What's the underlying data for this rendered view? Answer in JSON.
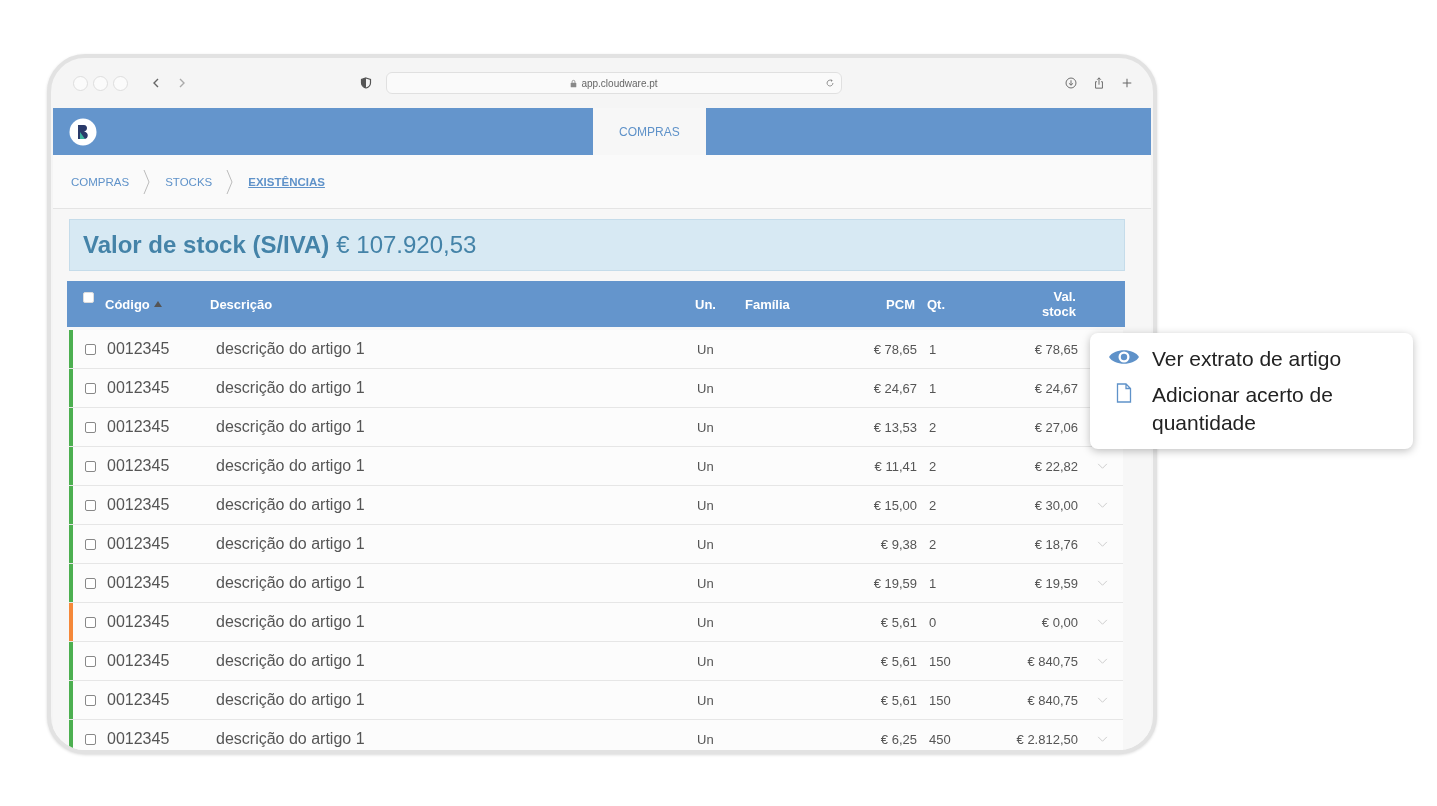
{
  "browser": {
    "url": "app.cloudware.pt"
  },
  "app_nav": {
    "tabs": [
      {
        "label": "COMPRAS",
        "selected": true
      }
    ]
  },
  "breadcrumb": [
    {
      "label": "COMPRAS",
      "current": false
    },
    {
      "label": "STOCKS",
      "current": false
    },
    {
      "label": "EXISTÊNCIAS",
      "current": true
    }
  ],
  "summary": {
    "label": "Valor de stock (S/IVA)",
    "value": "€ 107.920,53"
  },
  "table": {
    "select_all": {
      "checked": false
    },
    "columns": [
      {
        "label": "Código",
        "sorted": true
      },
      {
        "label": "Descrição",
        "sorted": false
      },
      {
        "label": "Un.",
        "sorted": false
      },
      {
        "label": "Família",
        "sorted": false
      },
      {
        "label": "PCM",
        "sorted": false
      },
      {
        "label": "Qt.",
        "sorted": false
      },
      {
        "label": "Val. stock",
        "sorted": false
      }
    ],
    "rows": [
      {
        "color": "#4caf50",
        "checked": false,
        "code": "0012345",
        "description": "descrição do artigo 1",
        "unit": "Un",
        "family": "",
        "pcm": "€ 78,65",
        "qty": "1",
        "value": "€ 78,65"
      },
      {
        "color": "#4caf50",
        "checked": false,
        "code": "0012345",
        "description": "descrição do artigo 1",
        "unit": "Un",
        "family": "",
        "pcm": "€ 24,67",
        "qty": "1",
        "value": "€ 24,67"
      },
      {
        "color": "#4caf50",
        "checked": false,
        "code": "0012345",
        "description": "descrição do artigo 1",
        "unit": "Un",
        "family": "",
        "pcm": "€ 13,53",
        "qty": "2",
        "value": "€ 27,06"
      },
      {
        "color": "#4caf50",
        "checked": false,
        "code": "0012345",
        "description": "descrição do artigo 1",
        "unit": "Un",
        "family": "",
        "pcm": "€ 11,41",
        "qty": "2",
        "value": "€ 22,82"
      },
      {
        "color": "#4caf50",
        "checked": false,
        "code": "0012345",
        "description": "descrição do artigo 1",
        "unit": "Un",
        "family": "",
        "pcm": "€ 15,00",
        "qty": "2",
        "value": "€ 30,00"
      },
      {
        "color": "#4caf50",
        "checked": false,
        "code": "0012345",
        "description": "descrição do artigo 1",
        "unit": "Un",
        "family": "",
        "pcm": "€ 9,38",
        "qty": "2",
        "value": "€ 18,76"
      },
      {
        "color": "#4caf50",
        "checked": false,
        "code": "0012345",
        "description": "descrição do artigo 1",
        "unit": "Un",
        "family": "",
        "pcm": "€ 19,59",
        "qty": "1",
        "value": "€ 19,59"
      },
      {
        "color": "#f5883a",
        "checked": false,
        "code": "0012345",
        "description": "descrição do artigo 1",
        "unit": "Un",
        "family": "",
        "pcm": "€ 5,61",
        "qty": "0",
        "value": "€ 0,00"
      },
      {
        "color": "#4caf50",
        "checked": false,
        "code": "0012345",
        "description": "descrição do artigo 1",
        "unit": "Un",
        "family": "",
        "pcm": "€ 5,61",
        "qty": "150",
        "value": "€ 840,75"
      },
      {
        "color": "#4caf50",
        "checked": false,
        "code": "0012345",
        "description": "descrição do artigo 1",
        "unit": "Un",
        "family": "",
        "pcm": "€ 5,61",
        "qty": "150",
        "value": "€ 840,75"
      },
      {
        "color": "#4caf50",
        "checked": false,
        "code": "0012345",
        "description": "descrição do artigo 1",
        "unit": "Un",
        "family": "",
        "pcm": "€ 6,25",
        "qty": "450",
        "value": "€ 2.812,50"
      }
    ]
  },
  "context_menu": {
    "items": [
      {
        "kind": "view",
        "label": "Ver extrato de artigo"
      },
      {
        "kind": "document",
        "label": "Adicionar acerto de quantidade"
      }
    ]
  }
}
* * * * * * *
▶ _Short problem_: In your copy of the listing above, reproduce each line exactly and omit all pictures.

▶ _Finished answer_:
What's the underlying data for this rendered view? Answer in JSON.
{
  "browser": {
    "url": "app.cloudware.pt"
  },
  "app_nav": {
    "tabs": [
      {
        "label": "COMPRAS",
        "selected": true
      }
    ]
  },
  "breadcrumb": [
    {
      "label": "COMPRAS",
      "current": false
    },
    {
      "label": "STOCKS",
      "current": false
    },
    {
      "label": "EXISTÊNCIAS",
      "current": true
    }
  ],
  "summary": {
    "label": "Valor de stock (S/IVA)",
    "value": "€ 107.920,53"
  },
  "table": {
    "select_all": {
      "checked": false
    },
    "columns": [
      {
        "label": "Código",
        "sorted": true
      },
      {
        "label": "Descrição",
        "sorted": false
      },
      {
        "label": "Un.",
        "sorted": false
      },
      {
        "label": "Família",
        "sorted": false
      },
      {
        "label": "PCM",
        "sorted": false
      },
      {
        "label": "Qt.",
        "sorted": false
      },
      {
        "label": "Val. stock",
        "sorted": false
      }
    ],
    "rows": [
      {
        "color": "#4caf50",
        "checked": false,
        "code": "0012345",
        "description": "descrição do artigo 1",
        "unit": "Un",
        "family": "",
        "pcm": "€ 78,65",
        "qty": "1",
        "value": "€ 78,65"
      },
      {
        "color": "#4caf50",
        "checked": false,
        "code": "0012345",
        "description": "descrição do artigo 1",
        "unit": "Un",
        "family": "",
        "pcm": "€ 24,67",
        "qty": "1",
        "value": "€ 24,67"
      },
      {
        "color": "#4caf50",
        "checked": false,
        "code": "0012345",
        "description": "descrição do artigo 1",
        "unit": "Un",
        "family": "",
        "pcm": "€ 13,53",
        "qty": "2",
        "value": "€ 27,06"
      },
      {
        "color": "#4caf50",
        "checked": false,
        "code": "0012345",
        "description": "descrição do artigo 1",
        "unit": "Un",
        "family": "",
        "pcm": "€ 11,41",
        "qty": "2",
        "value": "€ 22,82"
      },
      {
        "color": "#4caf50",
        "checked": false,
        "code": "0012345",
        "description": "descrição do artigo 1",
        "unit": "Un",
        "family": "",
        "pcm": "€ 15,00",
        "qty": "2",
        "value": "€ 30,00"
      },
      {
        "color": "#4caf50",
        "checked": false,
        "code": "0012345",
        "description": "descrição do artigo 1",
        "unit": "Un",
        "family": "",
        "pcm": "€ 9,38",
        "qty": "2",
        "value": "€ 18,76"
      },
      {
        "color": "#4caf50",
        "checked": false,
        "code": "0012345",
        "description": "descrição do artigo 1",
        "unit": "Un",
        "family": "",
        "pcm": "€ 19,59",
        "qty": "1",
        "value": "€ 19,59"
      },
      {
        "color": "#f5883a",
        "checked": false,
        "code": "0012345",
        "description": "descrição do artigo 1",
        "unit": "Un",
        "family": "",
        "pcm": "€ 5,61",
        "qty": "0",
        "value": "€ 0,00"
      },
      {
        "color": "#4caf50",
        "checked": false,
        "code": "0012345",
        "description": "descrição do artigo 1",
        "unit": "Un",
        "family": "",
        "pcm": "€ 5,61",
        "qty": "150",
        "value": "€ 840,75"
      },
      {
        "color": "#4caf50",
        "checked": false,
        "code": "0012345",
        "description": "descrição do artigo 1",
        "unit": "Un",
        "family": "",
        "pcm": "€ 5,61",
        "qty": "150",
        "value": "€ 840,75"
      },
      {
        "color": "#4caf50",
        "checked": false,
        "code": "0012345",
        "description": "descrição do artigo 1",
        "unit": "Un",
        "family": "",
        "pcm": "€ 6,25",
        "qty": "450",
        "value": "€ 2.812,50"
      }
    ]
  },
  "context_menu": {
    "items": [
      {
        "kind": "view",
        "label": "Ver extrato de artigo"
      },
      {
        "kind": "document",
        "label": "Adicionar acerto de quantidade"
      }
    ]
  }
}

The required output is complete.